____ Given records
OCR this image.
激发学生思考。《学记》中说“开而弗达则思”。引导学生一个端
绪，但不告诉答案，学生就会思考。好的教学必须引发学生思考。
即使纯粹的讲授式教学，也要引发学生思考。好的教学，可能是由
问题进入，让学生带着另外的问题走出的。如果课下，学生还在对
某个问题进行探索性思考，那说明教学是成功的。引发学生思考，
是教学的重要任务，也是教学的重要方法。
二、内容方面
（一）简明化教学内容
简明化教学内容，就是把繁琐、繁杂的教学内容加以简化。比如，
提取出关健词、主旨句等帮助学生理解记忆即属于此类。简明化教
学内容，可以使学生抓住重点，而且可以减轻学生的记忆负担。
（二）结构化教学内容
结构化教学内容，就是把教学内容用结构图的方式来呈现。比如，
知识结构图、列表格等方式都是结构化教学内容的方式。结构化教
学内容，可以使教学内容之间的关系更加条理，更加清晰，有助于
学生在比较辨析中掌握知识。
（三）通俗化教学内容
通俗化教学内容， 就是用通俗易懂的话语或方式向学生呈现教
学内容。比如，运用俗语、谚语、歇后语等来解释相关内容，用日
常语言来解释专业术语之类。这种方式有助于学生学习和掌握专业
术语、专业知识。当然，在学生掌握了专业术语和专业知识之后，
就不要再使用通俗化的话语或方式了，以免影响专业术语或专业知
________
# What needs to be done
Write out the full listing exactly as given.

# Answer for the task
OCR this image.
激发学生思考。《学记》中说“开而弗达则思”。引导学生一个端
绪，但不告诉答案，学生就会思考。好的教学必须引发学生思考。
即使纯粹的讲授式教学，也要引发学生思考。好的教学，可能是由
问题进入，让学生带着另外的问题走出的。如果课下，学生还在对
某个问题进行探索性思考，那说明教学是成功的。引发学生思考，
是教学的重要任务，也是教学的重要方法。
二、内容方面
（一）简明化教学内容
简明化教学内容，就是把繁琐、繁杂的教学内容加以简化。比如，
提取出关健词、主旨句等帮助学生理解记忆即属于此类。简明化教
学内容，可以使学生抓住重点，而且可以减轻学生的记忆负担。
（二）结构化教学内容
结构化教学内容，就是把教学内容用结构图的方式来呈现。比如，
知识结构图、列表格等方式都是结构化教学内容的方式。结构化教
学内容，可以使教学内容之间的关系更加条理，更加清晰，有助于
学生在比较辨析中掌握知识。
（三）通俗化教学内容
通俗化教学内容， 就是用通俗易懂的话语或方式向学生呈现教
学内容。比如，运用俗语、谚语、歇后语等来解释相关内容，用日
常语言来解释专业术语之类。这种方式有助于学生学习和掌握专业
术语、专业知识。当然，在学生掌握了专业术语和专业知识之后，
就不要再使用通俗化的话语或方式了，以免影响专业术语或专业知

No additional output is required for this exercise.